[BEGIN Dataset content]

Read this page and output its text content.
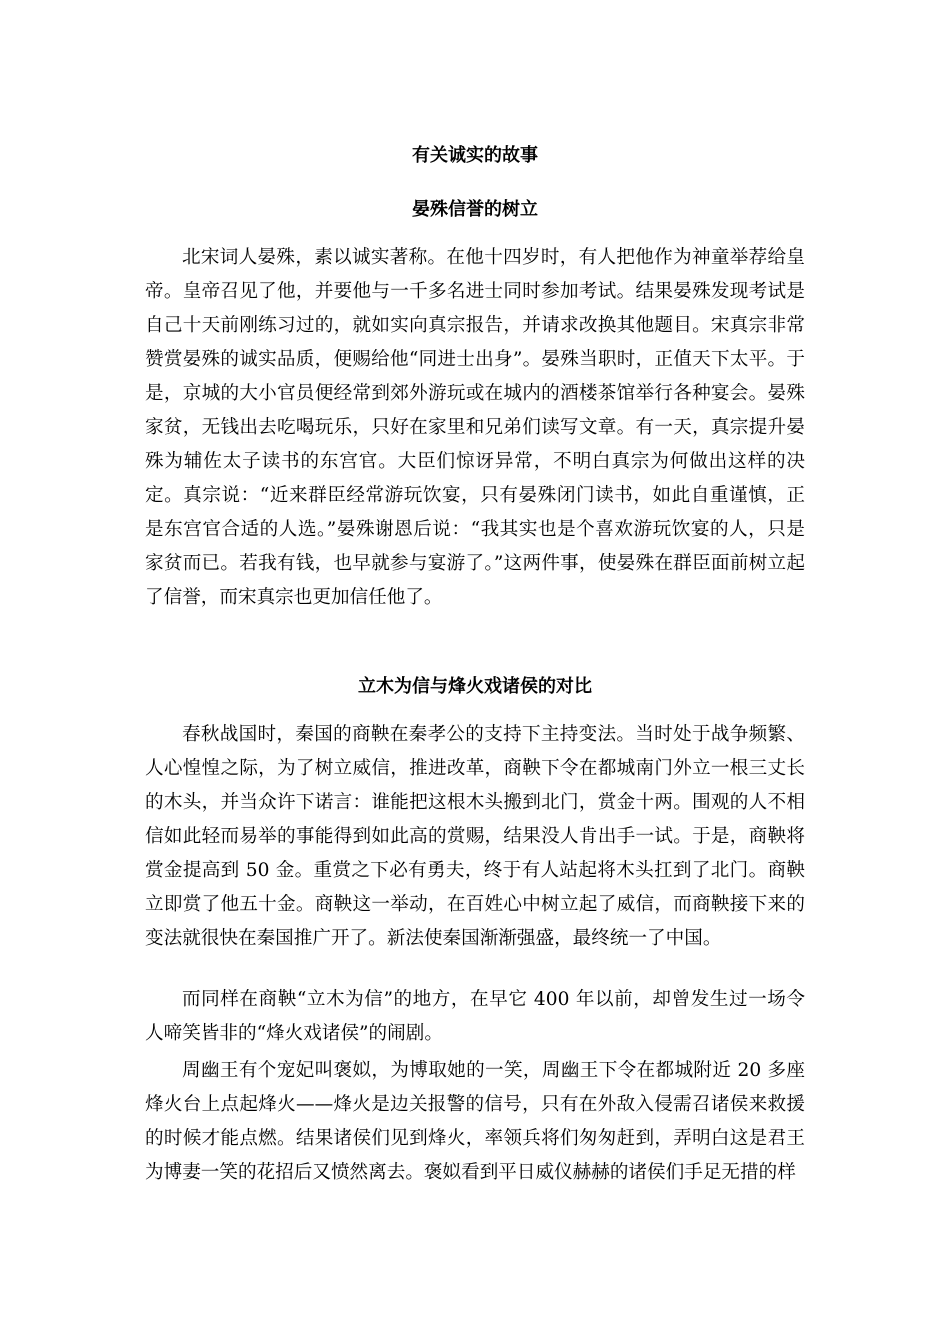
有关诚实的故事
晏殊信誉的树立

北宋词人晏殊，素以诚实著称。在他十四岁时，有人把他作为神童举荐给皇帝。皇帝召见了他，并要他与一千多名进士同时参加考试。结果晏殊发现考试是自己十天前刚练习过的，就如实向真宗报告，并请求改换其他题目。宋真宗非常赞赏晏殊的诚实品质，便赐给他“同进士出身”。晏殊当职时，正值天下太平。于是，京城的大小官员便经常到郊外游玩或在城内的酒楼茶馆举行各种宴会。晏殊家贫，无钱出去吃喝玩乐，只好在家里和兄弟们读写文章。有一天，真宗提升晏殊为辅佐太子读书的东宫官。大臣们惊讶异常，不明白真宗为何做出这样的决定。真宗说：“近来群臣经常游玩饮宴，只有晏殊闭门读书，如此自重谨慎，正是东宫官合适的人选。”晏殊谢恩后说：“我其实也是个喜欢游玩饮宴的人，只是家贫而已。若我有钱，也早就参与宴游了。”这两件事，使晏殊在群臣面前树立起了信誉，而宋真宗也更加信任他了。

立木为信与烽火戏诸侯的对比

春秋战国时，秦国的商鞅在秦孝公的支持下主持变法。当时处于战争频繁、人心惶惶之际，为了树立威信，推进改革，商鞅下令在都城南门外立一根三丈长的木头，并当众许下诺言：谁能把这根木头搬到北门，赏金十两。围观的人不相信如此轻而易举的事能得到如此高的赏赐，结果没人肯出手一试。于是，商鞅将赏金提高到 50 金。重赏之下必有勇夫，终于有人站起将木头扛到了北门。商鞅立即赏了他五十金。商鞅这一举动，在百姓心中树立起了威信，而商鞅接下来的变法就很快在秦国推广开了。新法使秦国渐渐强盛，最终统一了中国。

而同样在商鞅“立木为信”的地方，在早它 400 年以前，却曾发生过一场令人啼笑皆非的“烽火戏诸侯”的闹剧。

周幽王有个宠妃叫褒姒，为博取她的一笑，周幽王下令在都城附近 20 多座烽火台上点起烽火——烽火是边关报警的信号，只有在外敌入侵需召诸侯来救援的时候才能点燃。结果诸侯们见到烽火，率领兵将们匆匆赶到，弄明白这是君王为博妻一笑的花招后又愤然离去。褒姒看到平日威仪赫赫的诸侯们手足无措的样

[END Dataset content]

_To do_
Every entry must be reproduced exactly, with the images left out.

_Result_
Read this page and output its text content.
有关诚实的故事
晏殊信誉的树立

北宋词人晏殊，素以诚实著称。在他十四岁时，有人把他作为神童举荐给皇帝。皇帝召见了他，并要他与一千多名进士同时参加考试。结果晏殊发现考试是自己十天前刚练习过的，就如实向真宗报告，并请求改换其他题目。宋真宗非常赞赏晏殊的诚实品质，便赐给他“同进士出身”。晏殊当职时，正值天下太平。于是，京城的大小官员便经常到郊外游玩或在城内的酒楼茶馆举行各种宴会。晏殊家贫，无钱出去吃喝玩乐，只好在家里和兄弟们读写文章。有一天，真宗提升晏殊为辅佐太子读书的东宫官。大臣们惊讶异常，不明白真宗为何做出这样的决定。真宗说：“近来群臣经常游玩饮宴，只有晏殊闭门读书，如此自重谨慎，正是东宫官合适的人选。”晏殊谢恩后说：“我其实也是个喜欢游玩饮宴的人，只是家贫而已。若我有钱，也早就参与宴游了。”这两件事，使晏殊在群臣面前树立起了信誉，而宋真宗也更加信任他了。

立木为信与烽火戏诸侯的对比

春秋战国时，秦国的商鞅在秦孝公的支持下主持变法。当时处于战争频繁、人心惶惶之际，为了树立威信，推进改革，商鞅下令在都城南门外立一根三丈长的木头，并当众许下诺言：谁能把这根木头搬到北门，赏金十两。围观的人不相信如此轻而易举的事能得到如此高的赏赐，结果没人肯出手一试。于是，商鞅将赏金提高到 50 金。重赏之下必有勇夫，终于有人站起将木头扛到了北门。商鞅立即赏了他五十金。商鞅这一举动，在百姓心中树立起了威信，而商鞅接下来的变法就很快在秦国推广开了。新法使秦国渐渐强盛，最终统一了中国。

而同样在商鞅“立木为信”的地方，在早它 400 年以前，却曾发生过一场令人啼笑皆非的“烽火戏诸侯”的闹剧。

周幽王有个宠妃叫褒姒，为博取她的一笑，周幽王下令在都城附近 20 多座烽火台上点起烽火——烽火是边关报警的信号，只有在外敌入侵需召诸侯来救援的时候才能点燃。结果诸侯们见到烽火，率领兵将们匆匆赶到，弄明白这是君王为博妻一笑的花招后又愤然离去。褒姒看到平日威仪赫赫的诸侯们手足无措的样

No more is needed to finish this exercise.